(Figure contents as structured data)
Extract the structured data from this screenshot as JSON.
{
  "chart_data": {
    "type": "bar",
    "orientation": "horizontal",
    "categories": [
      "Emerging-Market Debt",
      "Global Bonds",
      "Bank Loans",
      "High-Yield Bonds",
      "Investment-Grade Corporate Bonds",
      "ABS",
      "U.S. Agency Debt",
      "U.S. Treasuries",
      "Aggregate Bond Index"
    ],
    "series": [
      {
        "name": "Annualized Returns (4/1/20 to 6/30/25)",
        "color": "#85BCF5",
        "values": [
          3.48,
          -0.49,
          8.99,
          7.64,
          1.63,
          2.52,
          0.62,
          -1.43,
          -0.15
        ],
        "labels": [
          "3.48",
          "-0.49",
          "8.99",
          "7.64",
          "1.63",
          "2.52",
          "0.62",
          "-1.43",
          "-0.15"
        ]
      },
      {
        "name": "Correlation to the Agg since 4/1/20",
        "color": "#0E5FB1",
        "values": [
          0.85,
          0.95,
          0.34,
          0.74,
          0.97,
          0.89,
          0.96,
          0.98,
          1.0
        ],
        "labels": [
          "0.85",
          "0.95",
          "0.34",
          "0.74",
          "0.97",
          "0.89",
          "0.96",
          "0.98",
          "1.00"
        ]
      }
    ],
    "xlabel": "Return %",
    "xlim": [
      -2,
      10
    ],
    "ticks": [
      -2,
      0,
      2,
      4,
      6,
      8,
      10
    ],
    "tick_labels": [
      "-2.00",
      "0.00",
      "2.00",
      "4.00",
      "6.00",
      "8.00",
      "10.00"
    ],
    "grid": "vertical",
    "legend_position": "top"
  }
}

==

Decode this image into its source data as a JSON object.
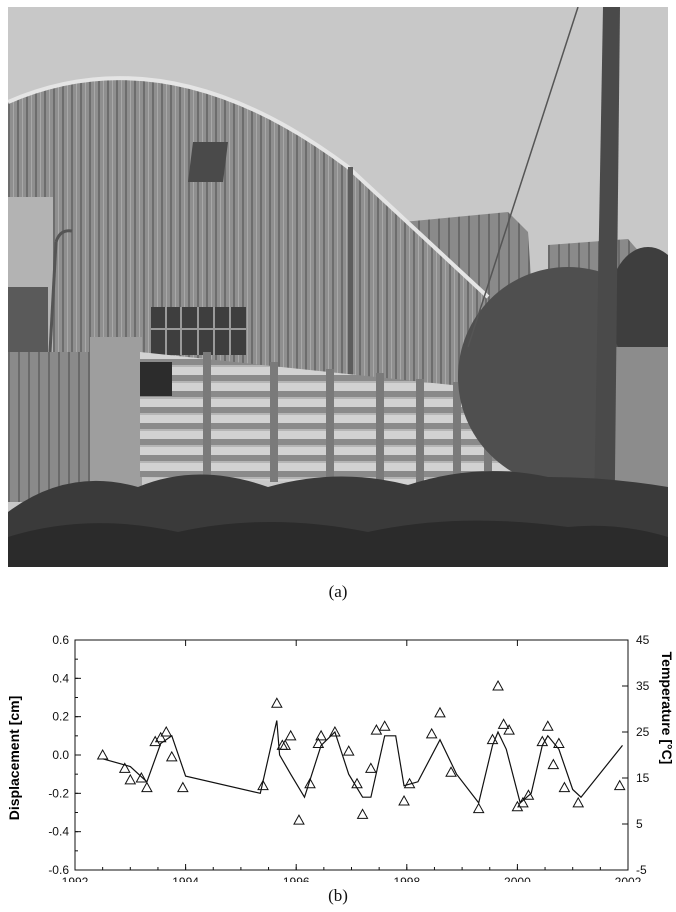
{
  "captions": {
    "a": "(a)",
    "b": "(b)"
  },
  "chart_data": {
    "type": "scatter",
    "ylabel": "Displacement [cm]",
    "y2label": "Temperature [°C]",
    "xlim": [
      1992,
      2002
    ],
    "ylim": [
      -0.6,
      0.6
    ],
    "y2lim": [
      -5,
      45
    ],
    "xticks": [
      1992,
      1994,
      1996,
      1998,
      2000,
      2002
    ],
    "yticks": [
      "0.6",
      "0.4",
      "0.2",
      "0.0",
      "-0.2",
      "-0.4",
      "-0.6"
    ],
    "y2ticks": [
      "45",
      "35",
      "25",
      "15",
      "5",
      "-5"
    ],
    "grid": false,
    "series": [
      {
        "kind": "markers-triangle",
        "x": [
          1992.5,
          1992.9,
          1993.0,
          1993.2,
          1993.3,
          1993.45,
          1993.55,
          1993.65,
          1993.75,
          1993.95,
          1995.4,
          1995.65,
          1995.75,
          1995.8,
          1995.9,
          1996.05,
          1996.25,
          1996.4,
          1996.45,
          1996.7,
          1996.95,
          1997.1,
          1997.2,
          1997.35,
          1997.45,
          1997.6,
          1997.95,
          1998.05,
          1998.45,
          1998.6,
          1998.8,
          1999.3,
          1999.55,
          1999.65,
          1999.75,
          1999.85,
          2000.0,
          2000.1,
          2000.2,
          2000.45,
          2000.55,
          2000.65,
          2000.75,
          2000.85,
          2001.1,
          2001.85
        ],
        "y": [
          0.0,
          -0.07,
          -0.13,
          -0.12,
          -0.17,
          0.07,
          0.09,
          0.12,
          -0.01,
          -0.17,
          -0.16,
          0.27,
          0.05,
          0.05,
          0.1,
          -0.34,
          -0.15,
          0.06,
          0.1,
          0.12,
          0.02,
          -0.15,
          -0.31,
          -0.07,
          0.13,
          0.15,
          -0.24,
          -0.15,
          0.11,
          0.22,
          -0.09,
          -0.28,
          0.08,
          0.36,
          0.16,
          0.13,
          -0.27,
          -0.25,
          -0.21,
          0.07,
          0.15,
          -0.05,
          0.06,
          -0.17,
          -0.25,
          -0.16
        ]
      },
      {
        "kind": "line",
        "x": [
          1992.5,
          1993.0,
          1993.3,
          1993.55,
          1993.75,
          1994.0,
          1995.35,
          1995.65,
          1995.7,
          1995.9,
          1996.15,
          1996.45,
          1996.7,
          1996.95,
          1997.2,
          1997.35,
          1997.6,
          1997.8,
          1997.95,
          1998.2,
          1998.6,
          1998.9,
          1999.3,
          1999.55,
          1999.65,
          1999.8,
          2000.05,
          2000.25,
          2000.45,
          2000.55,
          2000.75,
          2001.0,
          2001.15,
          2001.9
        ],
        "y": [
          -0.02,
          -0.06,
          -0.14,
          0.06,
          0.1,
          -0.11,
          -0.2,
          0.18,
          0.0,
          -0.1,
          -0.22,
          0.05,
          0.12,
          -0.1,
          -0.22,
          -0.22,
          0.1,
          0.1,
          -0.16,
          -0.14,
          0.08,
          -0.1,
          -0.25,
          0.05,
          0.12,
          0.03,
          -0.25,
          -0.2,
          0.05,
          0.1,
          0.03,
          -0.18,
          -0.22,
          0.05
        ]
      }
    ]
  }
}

TASK
Show all lines from the listing above in which "Bonds" appears.

EXPECTED ANSWER
      "Global Bonds",
      "High-Yield Bonds",
      "Investment-Grade Corporate Bonds",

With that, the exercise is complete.